(DIRECTIONS) Copy each line in the data that includes the word "Parse".

(Items from a data source)

──────────────────────────────

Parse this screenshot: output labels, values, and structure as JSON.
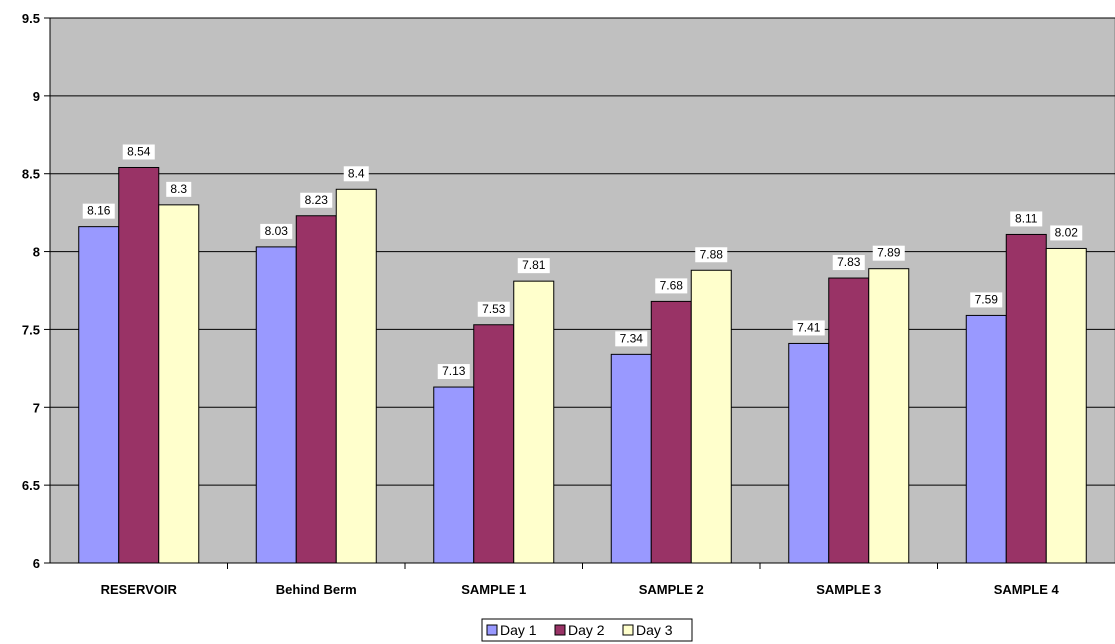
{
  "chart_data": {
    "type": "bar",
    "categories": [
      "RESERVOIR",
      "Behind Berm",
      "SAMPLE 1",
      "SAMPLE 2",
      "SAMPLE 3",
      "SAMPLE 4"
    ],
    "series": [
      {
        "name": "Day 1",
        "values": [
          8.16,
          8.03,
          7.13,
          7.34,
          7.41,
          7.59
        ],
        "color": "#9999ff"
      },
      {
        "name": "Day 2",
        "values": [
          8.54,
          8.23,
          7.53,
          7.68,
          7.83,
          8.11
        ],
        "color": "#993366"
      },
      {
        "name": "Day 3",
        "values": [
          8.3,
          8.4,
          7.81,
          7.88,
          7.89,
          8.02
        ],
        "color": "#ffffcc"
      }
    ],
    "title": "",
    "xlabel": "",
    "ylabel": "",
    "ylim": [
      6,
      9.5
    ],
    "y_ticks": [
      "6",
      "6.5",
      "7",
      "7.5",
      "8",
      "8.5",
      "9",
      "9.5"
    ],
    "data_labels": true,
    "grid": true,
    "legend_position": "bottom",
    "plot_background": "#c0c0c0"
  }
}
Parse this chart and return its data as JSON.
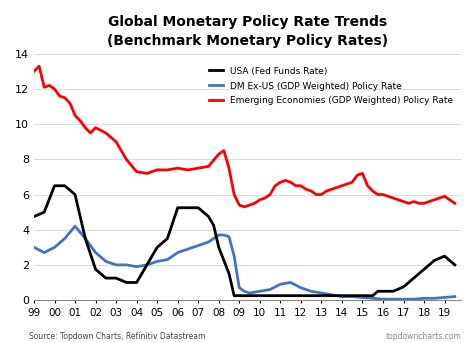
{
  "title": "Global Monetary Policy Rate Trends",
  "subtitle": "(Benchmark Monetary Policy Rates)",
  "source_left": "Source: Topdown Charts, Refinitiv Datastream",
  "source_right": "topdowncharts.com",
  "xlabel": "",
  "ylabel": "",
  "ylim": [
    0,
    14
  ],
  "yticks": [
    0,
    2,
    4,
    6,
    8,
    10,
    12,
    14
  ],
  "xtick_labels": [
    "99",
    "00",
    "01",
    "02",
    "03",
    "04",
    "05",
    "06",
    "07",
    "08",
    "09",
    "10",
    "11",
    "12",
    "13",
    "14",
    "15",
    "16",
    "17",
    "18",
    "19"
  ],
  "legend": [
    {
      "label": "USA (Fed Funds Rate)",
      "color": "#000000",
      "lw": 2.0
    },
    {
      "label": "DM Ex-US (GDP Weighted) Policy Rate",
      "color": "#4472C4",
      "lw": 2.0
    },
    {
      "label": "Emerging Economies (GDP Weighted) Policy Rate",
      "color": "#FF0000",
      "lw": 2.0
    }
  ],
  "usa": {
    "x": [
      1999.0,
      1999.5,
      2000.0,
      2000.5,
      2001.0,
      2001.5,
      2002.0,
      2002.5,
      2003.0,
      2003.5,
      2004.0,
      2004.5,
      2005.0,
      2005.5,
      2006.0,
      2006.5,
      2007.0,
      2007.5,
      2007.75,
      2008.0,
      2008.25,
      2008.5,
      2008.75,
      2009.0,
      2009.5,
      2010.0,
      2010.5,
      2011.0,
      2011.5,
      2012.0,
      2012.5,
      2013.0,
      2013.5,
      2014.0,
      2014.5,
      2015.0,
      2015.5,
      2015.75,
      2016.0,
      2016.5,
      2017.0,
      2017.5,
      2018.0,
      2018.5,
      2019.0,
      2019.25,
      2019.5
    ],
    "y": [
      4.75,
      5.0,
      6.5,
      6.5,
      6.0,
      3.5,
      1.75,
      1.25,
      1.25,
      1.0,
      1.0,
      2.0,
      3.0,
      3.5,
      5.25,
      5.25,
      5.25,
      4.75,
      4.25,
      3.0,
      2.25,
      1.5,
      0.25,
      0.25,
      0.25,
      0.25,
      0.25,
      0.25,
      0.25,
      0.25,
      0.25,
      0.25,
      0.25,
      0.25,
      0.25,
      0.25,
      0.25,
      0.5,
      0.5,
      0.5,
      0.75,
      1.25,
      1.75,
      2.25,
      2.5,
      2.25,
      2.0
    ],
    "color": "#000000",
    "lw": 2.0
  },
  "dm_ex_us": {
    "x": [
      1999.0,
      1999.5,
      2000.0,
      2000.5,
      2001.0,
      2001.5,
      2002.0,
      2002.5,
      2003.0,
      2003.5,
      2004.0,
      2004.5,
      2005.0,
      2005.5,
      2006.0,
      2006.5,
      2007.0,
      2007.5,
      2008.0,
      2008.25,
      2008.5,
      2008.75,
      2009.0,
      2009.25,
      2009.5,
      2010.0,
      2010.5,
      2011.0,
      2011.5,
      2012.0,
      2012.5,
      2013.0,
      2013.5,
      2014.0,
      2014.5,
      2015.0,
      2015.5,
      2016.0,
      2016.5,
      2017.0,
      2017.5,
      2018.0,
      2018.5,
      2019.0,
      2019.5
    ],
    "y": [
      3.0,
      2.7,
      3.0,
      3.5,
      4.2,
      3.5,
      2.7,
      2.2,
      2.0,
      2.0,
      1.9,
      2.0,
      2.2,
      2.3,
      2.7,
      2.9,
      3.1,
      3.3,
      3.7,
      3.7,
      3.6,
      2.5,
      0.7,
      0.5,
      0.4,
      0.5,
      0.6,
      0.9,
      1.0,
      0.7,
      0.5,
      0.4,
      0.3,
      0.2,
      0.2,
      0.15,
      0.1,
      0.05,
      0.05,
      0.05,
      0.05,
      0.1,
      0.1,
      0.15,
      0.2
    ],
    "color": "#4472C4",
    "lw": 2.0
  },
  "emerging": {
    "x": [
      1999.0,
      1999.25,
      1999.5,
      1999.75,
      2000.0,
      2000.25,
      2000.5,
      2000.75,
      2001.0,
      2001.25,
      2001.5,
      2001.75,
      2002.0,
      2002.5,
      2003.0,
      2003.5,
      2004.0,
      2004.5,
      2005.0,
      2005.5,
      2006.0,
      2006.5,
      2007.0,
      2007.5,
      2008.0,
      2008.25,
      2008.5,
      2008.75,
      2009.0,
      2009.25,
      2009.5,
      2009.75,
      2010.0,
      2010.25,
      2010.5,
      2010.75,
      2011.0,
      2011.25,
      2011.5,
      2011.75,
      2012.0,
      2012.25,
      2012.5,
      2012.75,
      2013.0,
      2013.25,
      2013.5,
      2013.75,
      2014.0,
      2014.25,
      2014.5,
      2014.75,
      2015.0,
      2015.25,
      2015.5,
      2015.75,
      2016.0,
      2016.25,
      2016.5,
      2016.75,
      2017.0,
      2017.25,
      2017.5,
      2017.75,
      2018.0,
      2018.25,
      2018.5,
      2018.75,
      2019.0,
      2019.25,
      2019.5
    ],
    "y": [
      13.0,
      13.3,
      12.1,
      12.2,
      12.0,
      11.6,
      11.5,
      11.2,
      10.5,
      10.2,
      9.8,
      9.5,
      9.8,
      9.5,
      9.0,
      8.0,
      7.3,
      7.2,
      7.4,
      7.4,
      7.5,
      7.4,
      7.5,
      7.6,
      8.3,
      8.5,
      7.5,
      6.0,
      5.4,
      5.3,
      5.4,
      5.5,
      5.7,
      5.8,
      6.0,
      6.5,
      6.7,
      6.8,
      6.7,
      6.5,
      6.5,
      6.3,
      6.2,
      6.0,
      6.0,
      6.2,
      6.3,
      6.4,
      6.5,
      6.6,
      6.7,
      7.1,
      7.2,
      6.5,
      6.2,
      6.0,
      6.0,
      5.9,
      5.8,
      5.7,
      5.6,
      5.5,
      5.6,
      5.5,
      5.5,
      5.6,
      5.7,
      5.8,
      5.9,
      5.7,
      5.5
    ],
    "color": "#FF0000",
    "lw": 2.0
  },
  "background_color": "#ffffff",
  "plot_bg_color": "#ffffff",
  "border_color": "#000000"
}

──────────────────────────────

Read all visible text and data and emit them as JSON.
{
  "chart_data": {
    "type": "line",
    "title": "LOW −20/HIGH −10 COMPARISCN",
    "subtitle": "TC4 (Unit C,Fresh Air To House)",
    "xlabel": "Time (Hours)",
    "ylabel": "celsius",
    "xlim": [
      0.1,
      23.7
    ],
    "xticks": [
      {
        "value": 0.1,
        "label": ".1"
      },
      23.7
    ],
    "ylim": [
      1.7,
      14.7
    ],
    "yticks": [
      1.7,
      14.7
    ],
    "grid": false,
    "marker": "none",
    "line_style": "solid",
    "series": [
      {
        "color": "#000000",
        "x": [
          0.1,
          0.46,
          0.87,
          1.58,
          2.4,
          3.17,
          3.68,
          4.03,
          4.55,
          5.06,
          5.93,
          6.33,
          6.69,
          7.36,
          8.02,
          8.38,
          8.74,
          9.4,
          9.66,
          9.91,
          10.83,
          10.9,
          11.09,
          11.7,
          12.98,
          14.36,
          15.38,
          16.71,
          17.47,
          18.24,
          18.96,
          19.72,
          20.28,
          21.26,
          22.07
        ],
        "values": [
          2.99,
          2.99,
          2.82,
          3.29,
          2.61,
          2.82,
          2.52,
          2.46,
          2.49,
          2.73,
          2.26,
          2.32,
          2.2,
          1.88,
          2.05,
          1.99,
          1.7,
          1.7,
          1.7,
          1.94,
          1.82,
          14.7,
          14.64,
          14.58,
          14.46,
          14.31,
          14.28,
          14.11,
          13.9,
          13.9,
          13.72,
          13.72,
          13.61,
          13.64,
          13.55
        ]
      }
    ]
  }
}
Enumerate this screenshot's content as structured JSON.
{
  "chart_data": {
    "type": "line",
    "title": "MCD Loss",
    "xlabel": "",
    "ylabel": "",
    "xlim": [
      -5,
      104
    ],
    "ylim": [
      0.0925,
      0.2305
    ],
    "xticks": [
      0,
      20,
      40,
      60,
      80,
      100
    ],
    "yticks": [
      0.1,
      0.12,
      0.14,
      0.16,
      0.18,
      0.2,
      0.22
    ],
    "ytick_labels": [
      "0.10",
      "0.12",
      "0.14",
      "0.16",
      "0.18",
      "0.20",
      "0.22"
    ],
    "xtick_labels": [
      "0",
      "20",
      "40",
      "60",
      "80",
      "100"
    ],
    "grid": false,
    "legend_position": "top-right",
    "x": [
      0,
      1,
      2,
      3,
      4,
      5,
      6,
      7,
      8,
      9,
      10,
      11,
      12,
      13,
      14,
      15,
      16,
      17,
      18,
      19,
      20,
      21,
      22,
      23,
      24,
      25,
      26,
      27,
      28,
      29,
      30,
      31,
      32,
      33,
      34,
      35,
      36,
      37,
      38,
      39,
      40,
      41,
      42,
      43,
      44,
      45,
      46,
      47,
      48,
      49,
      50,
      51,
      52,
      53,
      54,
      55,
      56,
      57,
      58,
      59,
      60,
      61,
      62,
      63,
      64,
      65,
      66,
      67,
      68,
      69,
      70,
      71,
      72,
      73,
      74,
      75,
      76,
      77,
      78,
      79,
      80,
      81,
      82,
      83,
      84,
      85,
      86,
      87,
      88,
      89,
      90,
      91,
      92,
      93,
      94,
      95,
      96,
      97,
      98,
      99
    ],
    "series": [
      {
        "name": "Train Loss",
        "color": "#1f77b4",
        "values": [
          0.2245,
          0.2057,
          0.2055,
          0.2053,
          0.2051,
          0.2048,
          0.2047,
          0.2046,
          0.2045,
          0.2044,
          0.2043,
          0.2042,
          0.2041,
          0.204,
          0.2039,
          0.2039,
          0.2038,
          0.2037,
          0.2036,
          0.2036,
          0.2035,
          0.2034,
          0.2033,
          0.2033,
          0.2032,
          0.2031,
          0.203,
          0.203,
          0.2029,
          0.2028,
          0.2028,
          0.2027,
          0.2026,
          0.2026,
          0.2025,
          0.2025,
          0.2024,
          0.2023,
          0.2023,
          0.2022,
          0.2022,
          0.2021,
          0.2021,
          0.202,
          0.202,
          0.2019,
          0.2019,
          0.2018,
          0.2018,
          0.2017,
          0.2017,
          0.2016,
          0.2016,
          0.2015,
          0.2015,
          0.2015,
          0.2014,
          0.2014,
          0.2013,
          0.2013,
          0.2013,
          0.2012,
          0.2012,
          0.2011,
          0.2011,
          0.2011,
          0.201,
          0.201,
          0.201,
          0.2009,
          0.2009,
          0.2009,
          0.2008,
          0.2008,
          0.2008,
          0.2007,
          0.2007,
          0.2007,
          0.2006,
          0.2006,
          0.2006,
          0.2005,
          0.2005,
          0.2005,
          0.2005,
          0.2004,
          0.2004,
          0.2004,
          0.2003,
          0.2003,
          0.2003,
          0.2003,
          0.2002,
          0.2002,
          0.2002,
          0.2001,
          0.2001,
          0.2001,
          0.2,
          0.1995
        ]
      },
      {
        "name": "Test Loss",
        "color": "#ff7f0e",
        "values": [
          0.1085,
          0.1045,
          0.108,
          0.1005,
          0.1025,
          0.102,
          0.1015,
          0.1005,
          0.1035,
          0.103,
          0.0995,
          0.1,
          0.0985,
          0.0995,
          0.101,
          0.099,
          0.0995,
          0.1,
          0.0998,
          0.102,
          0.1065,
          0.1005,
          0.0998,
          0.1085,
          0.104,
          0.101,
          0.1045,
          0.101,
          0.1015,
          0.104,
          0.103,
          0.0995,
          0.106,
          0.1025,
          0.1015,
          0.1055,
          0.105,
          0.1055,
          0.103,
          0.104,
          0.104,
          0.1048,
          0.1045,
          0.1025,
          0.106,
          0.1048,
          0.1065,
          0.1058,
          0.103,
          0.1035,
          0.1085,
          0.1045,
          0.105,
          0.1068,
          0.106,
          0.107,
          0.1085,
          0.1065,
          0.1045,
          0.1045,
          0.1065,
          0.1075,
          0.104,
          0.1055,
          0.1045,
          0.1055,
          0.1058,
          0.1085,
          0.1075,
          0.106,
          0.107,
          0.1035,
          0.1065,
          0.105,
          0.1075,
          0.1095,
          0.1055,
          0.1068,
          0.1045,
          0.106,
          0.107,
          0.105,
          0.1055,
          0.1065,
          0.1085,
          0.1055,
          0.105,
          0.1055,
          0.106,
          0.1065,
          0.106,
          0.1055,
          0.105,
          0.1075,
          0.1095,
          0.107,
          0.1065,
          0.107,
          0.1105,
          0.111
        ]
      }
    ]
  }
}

──────────────────────────────

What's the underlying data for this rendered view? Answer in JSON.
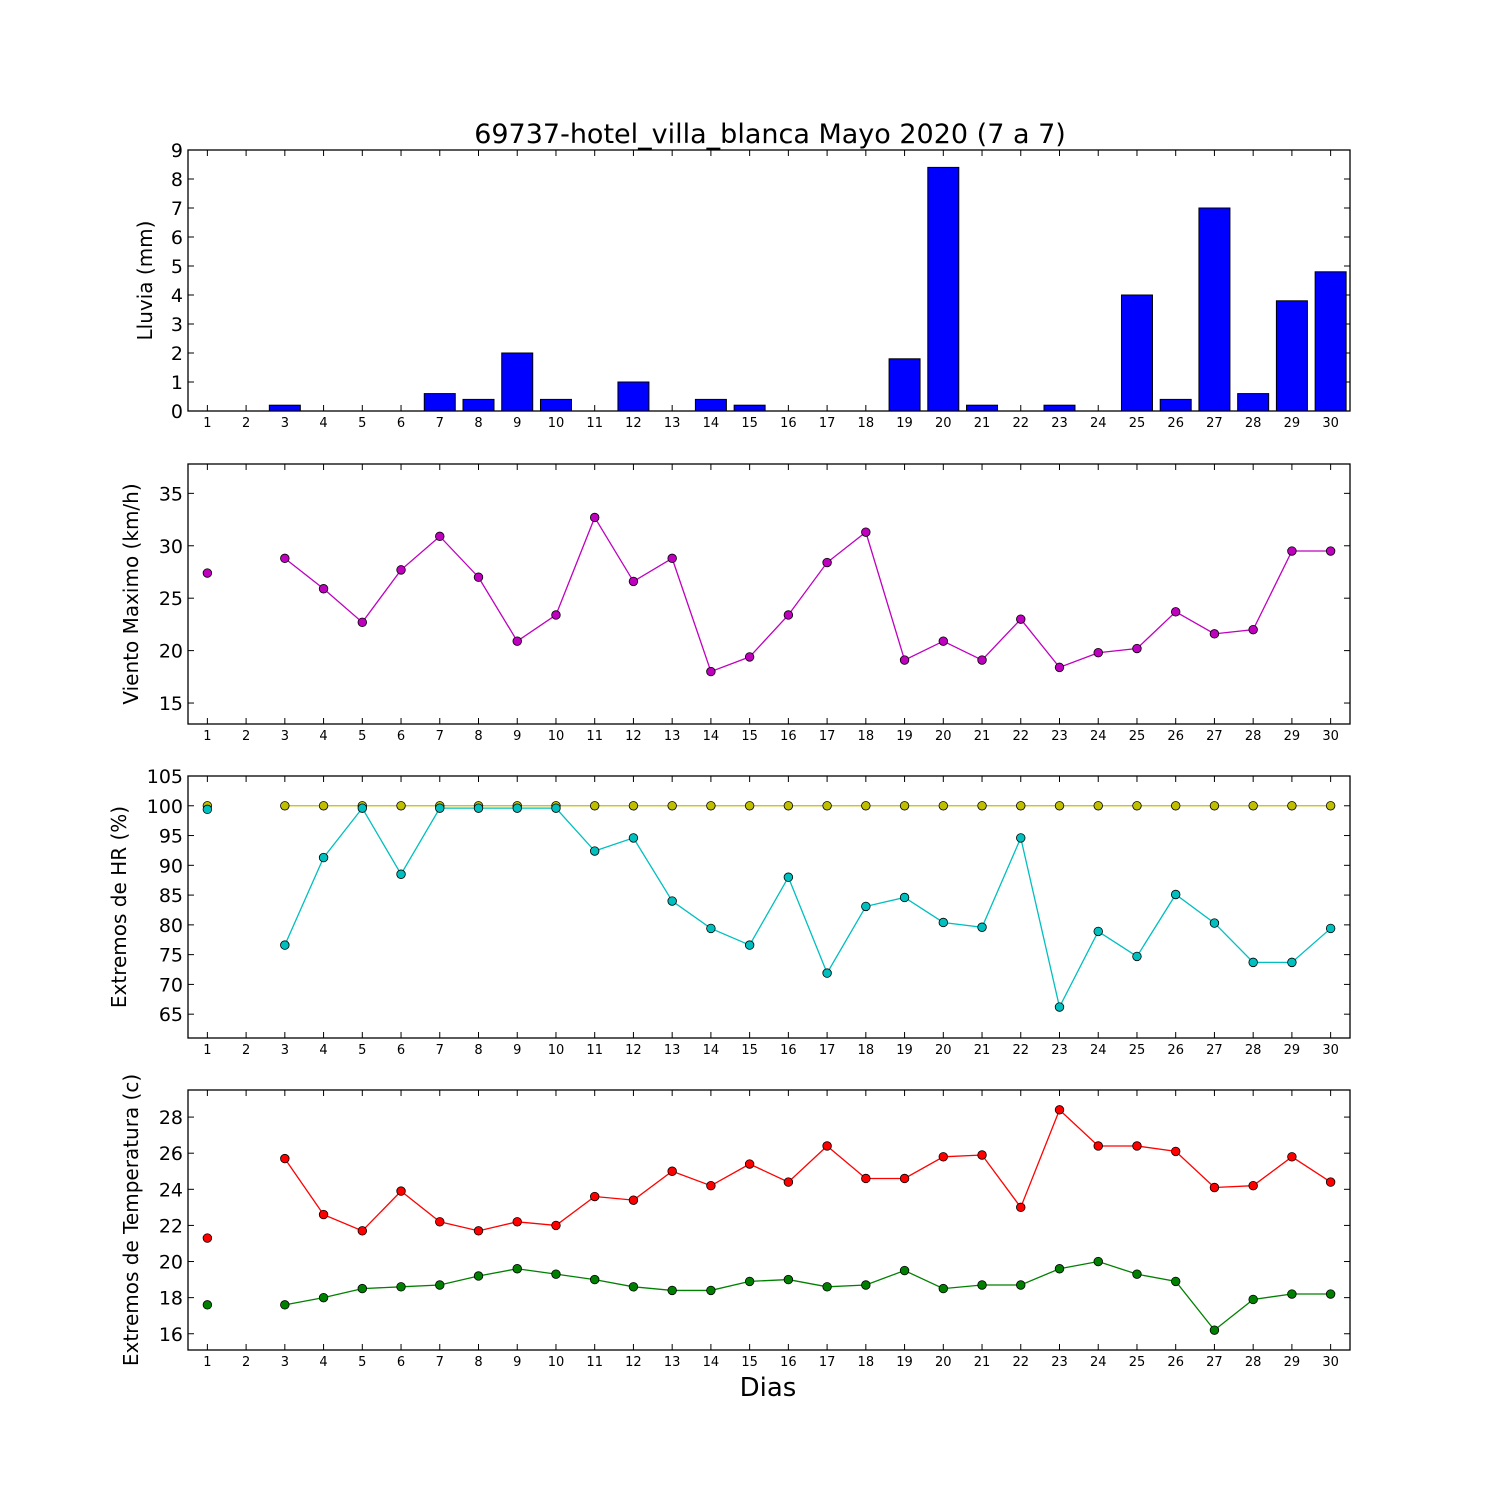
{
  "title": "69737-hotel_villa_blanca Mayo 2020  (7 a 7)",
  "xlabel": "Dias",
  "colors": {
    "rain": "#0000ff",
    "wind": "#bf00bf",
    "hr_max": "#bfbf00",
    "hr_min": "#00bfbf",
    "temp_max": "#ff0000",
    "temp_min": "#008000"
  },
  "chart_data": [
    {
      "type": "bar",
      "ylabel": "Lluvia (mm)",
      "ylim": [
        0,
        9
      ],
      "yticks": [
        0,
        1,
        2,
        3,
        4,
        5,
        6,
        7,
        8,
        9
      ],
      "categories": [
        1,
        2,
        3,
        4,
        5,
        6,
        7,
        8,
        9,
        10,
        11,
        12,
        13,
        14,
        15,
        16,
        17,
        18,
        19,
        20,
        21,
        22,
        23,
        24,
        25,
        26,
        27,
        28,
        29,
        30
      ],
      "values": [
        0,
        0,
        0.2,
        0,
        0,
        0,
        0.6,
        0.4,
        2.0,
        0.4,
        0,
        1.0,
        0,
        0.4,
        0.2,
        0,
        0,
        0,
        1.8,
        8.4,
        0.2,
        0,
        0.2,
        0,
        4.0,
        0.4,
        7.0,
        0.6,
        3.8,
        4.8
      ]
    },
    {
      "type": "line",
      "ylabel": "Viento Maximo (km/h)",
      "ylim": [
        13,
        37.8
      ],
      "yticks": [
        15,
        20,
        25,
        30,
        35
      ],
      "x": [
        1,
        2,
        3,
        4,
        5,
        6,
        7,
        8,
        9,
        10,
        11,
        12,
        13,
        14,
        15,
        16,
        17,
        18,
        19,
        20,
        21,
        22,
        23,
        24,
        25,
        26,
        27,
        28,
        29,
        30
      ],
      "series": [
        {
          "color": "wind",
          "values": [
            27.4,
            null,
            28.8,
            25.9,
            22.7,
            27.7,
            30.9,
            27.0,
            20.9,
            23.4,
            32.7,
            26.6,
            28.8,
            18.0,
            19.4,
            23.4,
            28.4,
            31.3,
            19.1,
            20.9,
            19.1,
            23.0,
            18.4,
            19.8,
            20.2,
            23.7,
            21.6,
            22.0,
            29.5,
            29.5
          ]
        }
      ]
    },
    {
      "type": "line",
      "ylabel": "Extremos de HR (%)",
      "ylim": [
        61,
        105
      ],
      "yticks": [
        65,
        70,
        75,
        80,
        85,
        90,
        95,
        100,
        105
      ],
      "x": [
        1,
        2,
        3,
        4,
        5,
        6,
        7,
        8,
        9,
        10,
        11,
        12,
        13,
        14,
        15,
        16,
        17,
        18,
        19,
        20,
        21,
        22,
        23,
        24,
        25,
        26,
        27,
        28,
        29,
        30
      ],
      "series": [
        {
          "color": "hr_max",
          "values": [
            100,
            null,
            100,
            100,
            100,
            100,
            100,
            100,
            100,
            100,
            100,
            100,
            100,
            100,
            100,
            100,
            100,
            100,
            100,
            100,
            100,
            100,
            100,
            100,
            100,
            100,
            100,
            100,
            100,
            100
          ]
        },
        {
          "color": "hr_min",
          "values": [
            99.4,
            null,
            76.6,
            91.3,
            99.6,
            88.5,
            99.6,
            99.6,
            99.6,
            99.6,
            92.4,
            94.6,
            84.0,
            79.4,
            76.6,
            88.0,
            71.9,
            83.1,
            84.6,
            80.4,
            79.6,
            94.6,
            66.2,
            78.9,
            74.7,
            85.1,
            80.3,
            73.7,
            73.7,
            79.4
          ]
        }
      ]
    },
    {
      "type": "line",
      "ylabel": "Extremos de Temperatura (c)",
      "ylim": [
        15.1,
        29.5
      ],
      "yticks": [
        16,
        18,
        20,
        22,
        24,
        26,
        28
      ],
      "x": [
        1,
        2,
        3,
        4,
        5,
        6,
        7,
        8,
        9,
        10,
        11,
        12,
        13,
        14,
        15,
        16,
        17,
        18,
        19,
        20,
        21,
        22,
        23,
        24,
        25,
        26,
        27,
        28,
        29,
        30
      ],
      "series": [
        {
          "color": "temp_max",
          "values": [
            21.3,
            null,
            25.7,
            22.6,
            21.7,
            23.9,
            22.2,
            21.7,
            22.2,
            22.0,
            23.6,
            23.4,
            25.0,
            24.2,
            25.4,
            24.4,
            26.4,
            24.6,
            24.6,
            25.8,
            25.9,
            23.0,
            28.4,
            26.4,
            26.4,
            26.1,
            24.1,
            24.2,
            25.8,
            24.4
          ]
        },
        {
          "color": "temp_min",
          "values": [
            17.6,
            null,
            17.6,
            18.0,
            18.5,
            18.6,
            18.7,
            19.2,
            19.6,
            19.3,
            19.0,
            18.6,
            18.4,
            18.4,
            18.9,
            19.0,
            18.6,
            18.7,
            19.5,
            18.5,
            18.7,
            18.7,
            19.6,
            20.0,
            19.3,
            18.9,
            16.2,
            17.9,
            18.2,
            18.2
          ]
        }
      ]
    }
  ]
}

──────────────────────────────

(FULL ANSWER)
Parse this screenshot: output labels, values, and structure as JSON.
Parse this chart and return its data as JSON.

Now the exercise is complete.